* _Short exercise_: Copy each line below in which the string "this" occurs.

(Data records)
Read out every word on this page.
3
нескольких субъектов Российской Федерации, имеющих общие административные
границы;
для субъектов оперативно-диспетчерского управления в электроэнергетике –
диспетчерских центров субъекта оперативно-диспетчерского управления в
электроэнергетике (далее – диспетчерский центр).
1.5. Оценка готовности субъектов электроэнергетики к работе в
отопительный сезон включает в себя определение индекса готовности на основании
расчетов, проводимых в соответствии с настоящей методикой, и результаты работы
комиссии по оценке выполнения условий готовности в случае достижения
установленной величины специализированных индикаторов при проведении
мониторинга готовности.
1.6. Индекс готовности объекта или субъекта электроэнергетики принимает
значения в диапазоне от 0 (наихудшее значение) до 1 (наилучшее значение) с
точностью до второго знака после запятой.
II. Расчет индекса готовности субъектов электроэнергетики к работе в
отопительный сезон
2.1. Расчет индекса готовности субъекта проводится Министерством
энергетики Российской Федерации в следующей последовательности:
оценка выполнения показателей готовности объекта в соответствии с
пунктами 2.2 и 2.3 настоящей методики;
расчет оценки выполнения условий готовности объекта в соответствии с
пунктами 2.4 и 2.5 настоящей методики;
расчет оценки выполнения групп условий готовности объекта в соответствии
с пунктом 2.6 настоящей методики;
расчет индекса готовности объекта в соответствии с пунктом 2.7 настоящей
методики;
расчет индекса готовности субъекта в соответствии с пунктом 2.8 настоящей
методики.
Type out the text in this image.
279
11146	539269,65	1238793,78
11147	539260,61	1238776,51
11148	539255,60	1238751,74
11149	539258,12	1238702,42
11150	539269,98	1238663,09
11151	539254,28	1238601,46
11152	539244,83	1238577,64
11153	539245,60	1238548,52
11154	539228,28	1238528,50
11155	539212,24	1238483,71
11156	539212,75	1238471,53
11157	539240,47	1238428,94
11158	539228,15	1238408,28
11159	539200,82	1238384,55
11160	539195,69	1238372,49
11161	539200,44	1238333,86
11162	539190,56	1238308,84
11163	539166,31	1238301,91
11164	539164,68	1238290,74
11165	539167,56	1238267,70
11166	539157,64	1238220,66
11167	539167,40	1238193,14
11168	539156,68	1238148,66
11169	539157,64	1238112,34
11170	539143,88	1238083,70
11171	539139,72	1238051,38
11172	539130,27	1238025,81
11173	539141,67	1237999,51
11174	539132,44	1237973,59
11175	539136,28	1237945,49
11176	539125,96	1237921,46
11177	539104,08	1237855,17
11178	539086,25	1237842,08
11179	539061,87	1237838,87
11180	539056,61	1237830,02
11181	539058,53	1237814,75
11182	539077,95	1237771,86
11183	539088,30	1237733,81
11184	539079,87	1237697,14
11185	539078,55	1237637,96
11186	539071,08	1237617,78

* _Solution below_:
Read out every word on this page.
Type out the text in this image.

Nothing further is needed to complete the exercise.